[Exercise requirements]
Copy only those lines which run from the line containing "Output a JSON" to the end of the entries below, both inclusive, exactly as written and with no pictures.

[Collected data entries]
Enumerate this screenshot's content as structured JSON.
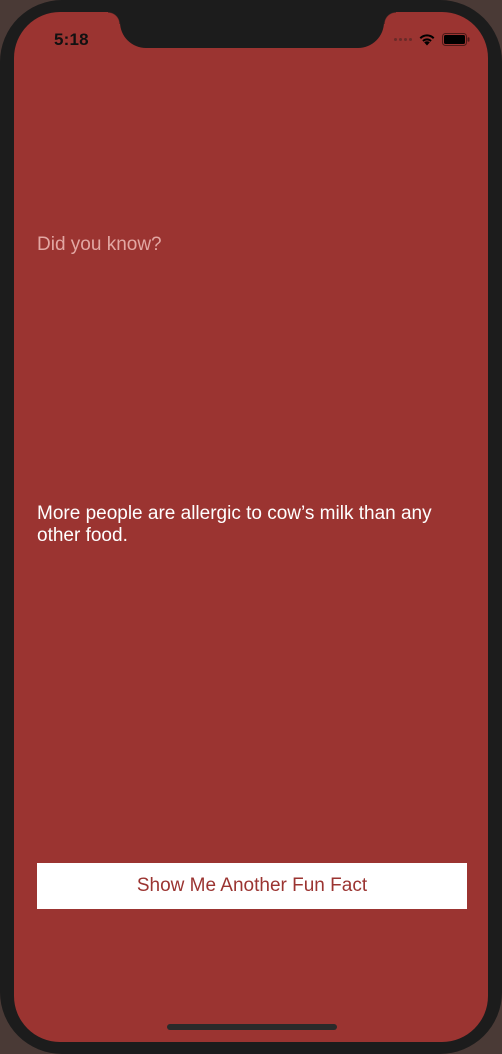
{
  "status_bar": {
    "time": "5:18"
  },
  "main": {
    "heading": "Did you know?",
    "fact": "More people are allergic to cow’s milk than any other food.",
    "button_label": "Show Me Another Fun Fact"
  },
  "colors": {
    "background": "#9b3431",
    "heading_text": "#e2a7a3",
    "fact_text": "#ffffff",
    "button_background": "#ffffff",
    "button_text": "#9b3431"
  },
  "icons": {
    "signal": "signal-dots-icon",
    "wifi": "wifi-icon",
    "battery": "battery-icon"
  }
}
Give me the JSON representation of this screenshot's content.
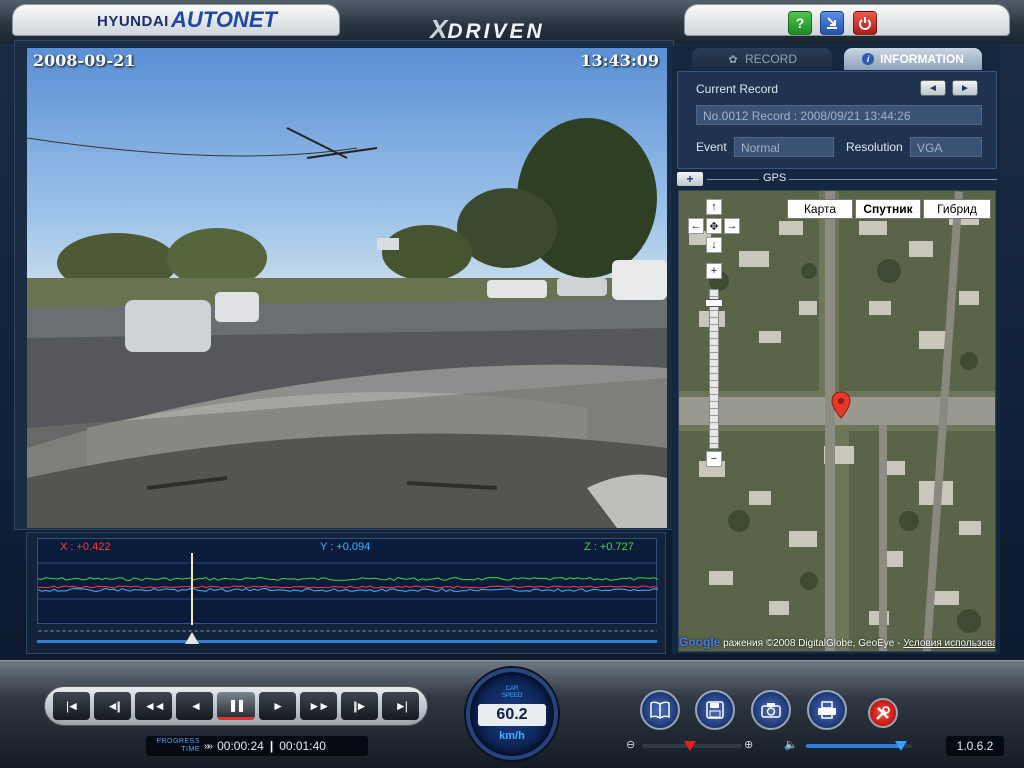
{
  "header": {
    "brand_hyundai": "HYUNDAI",
    "brand_autonet": "AUTONET",
    "center_logo_x": "X",
    "center_logo_text": "DRIVEN",
    "help_label": "?",
    "minimize_icon": "minimize-icon",
    "power_icon": "power-icon"
  },
  "video": {
    "date": "2008-09-21",
    "time": "13:43:09"
  },
  "gsensor": {
    "x_label": "X  : +0.422",
    "y_label": "Y  : +0.094",
    "z_label": "Z  : +0.727",
    "x_color": "#ff3a3a",
    "y_color": "#38b8ff",
    "z_color": "#36e036",
    "playhead_fraction": 0.25
  },
  "tabs": {
    "record": "RECORD",
    "information": "INFORMATION",
    "info_icon": "i"
  },
  "info": {
    "current_record_label": "Current Record",
    "prev_btn": "◄",
    "next_btn": "►",
    "record_value": "No.0012 Record : 2008/09/21 13:44:26",
    "event_label": "Event",
    "event_value": "Normal",
    "resolution_label": "Resolution",
    "resolution_value": "VGA"
  },
  "gps": {
    "expand_btn": "+",
    "label": "GPS",
    "map_types": [
      "Карта",
      "Спутник",
      "Гибрид"
    ],
    "selected_map_type": "Спутник",
    "zoom_in": "+",
    "zoom_out": "−",
    "pan_up": "↑",
    "pan_down": "↓",
    "pan_left": "←",
    "pan_right": "→",
    "pan_center": "✥",
    "footer_google": "Google",
    "footer_text": "ражения ©2008 DigitalGlobe, GeoEye - ",
    "footer_link": "Условия использования"
  },
  "transport": {
    "buttons": [
      "|◄",
      "◄||",
      "◄◄",
      "◄",
      "❚❚",
      "►",
      "►►",
      "||►",
      "►|"
    ],
    "active_index": 4
  },
  "time": {
    "label_line1": "PROGRESS",
    "label_line2": "TIME",
    "arrows": "»»",
    "current": "00:00:24",
    "total": "00:01:40"
  },
  "speed": {
    "title_line1": "CAR",
    "title_line2": "SPEED",
    "value": "60.2",
    "unit": "km/h"
  },
  "controls": {
    "icons": [
      "book-icon",
      "save-icon",
      "camera-icon",
      "print-icon",
      "tools-icon"
    ]
  },
  "zoom_slider": {
    "minus": "⊖",
    "plus": "⊕",
    "level": 0.48
  },
  "volume_slider": {
    "icon": "🔈",
    "level": 0.9
  },
  "version": "1.0.6.2"
}
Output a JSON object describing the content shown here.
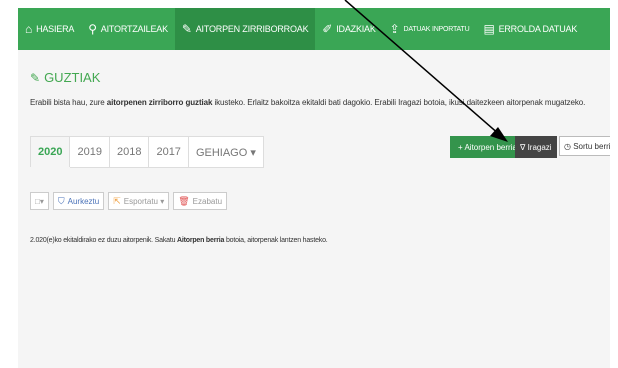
{
  "nav": {
    "items": [
      {
        "label": "HASIERA",
        "icon": "⌂"
      },
      {
        "label": "AITORTZAILEAK",
        "icon": "⚲"
      },
      {
        "label": "AITORPEN ZIRRIBORROAK",
        "icon": "✎"
      },
      {
        "label": "IDAZKIAK",
        "icon": "✐"
      },
      {
        "label": "DATUAK INPORTATU",
        "icon": "⇪"
      },
      {
        "label": "ERROLDA DATUAK",
        "icon": "▤"
      }
    ]
  },
  "section": {
    "title": "GUZTIAK",
    "desc_before": "Erabili bista hau, zure ",
    "desc_bold": "aitorpenen zirriborro guztiak",
    "desc_after": " ikusteko. Erlaitz bakoitza ekitaldi bati dagokio. Erabili Iragazi botoia, ikusi daitezkeen aitorpenak mugatzeko."
  },
  "tabs": [
    "2020",
    "2019",
    "2018",
    "2017",
    "GEHIAGO ▾"
  ],
  "actions": {
    "new": "+ Aitorpen berria",
    "filter": "∇ Iragazi",
    "sort": "◷ Sortu berriak"
  },
  "toolbar": {
    "select": "□▾",
    "refresh": "Aurkeztu",
    "export": "Esportatu ▾",
    "delete": "Ezabatu"
  },
  "empty": {
    "before": "2.020(e)ko ekitaldirako ez duzu aitorpenik. Sakatu ",
    "bold": "Aitorpen berria",
    "after": " botoia, aitorpenak lantzen hasteko."
  },
  "colors": {
    "accent": "#3aa655",
    "dark": "#2e8f46"
  }
}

[Task response]
Output a JSON object describing the content shown here.
{
  "nav": {
    "items": [
      {
        "label": "HASIERA",
        "icon": "⌂"
      },
      {
        "label": "AITORTZAILEAK",
        "icon": "⚲"
      },
      {
        "label": "AITORPEN ZIRRIBORROAK",
        "icon": "✎"
      },
      {
        "label": "IDAZKIAK",
        "icon": "✐"
      },
      {
        "label": "DATUAK INPORTATU",
        "icon": "⇪"
      },
      {
        "label": "ERROLDA DATUAK",
        "icon": "▤"
      }
    ]
  },
  "section": {
    "title": "GUZTIAK",
    "desc_before": "Erabili bista hau, zure ",
    "desc_bold": "aitorpenen zirriborro guztiak",
    "desc_after": " ikusteko. Erlaitz bakoitza ekitaldi bati dagokio. Erabili Iragazi botoia, ikusi daitezkeen aitorpenak mugatzeko."
  },
  "tabs": [
    "2020",
    "2019",
    "2018",
    "2017",
    "GEHIAGO ▾"
  ],
  "actions": {
    "new": "+ Aitorpen berria",
    "filter": "∇ Iragazi",
    "sort": "◷ Sortu berriak"
  },
  "toolbar": {
    "select": "□▾",
    "refresh": "Aurkeztu",
    "export": "Esportatu ▾",
    "delete": "Ezabatu"
  },
  "empty": {
    "before": "2.020(e)ko ekitaldirako ez duzu aitorpenik. Sakatu ",
    "bold": "Aitorpen berria",
    "after": " botoia, aitorpenak lantzen hasteko."
  },
  "colors": {
    "accent": "#3aa655",
    "dark": "#2e8f46"
  }
}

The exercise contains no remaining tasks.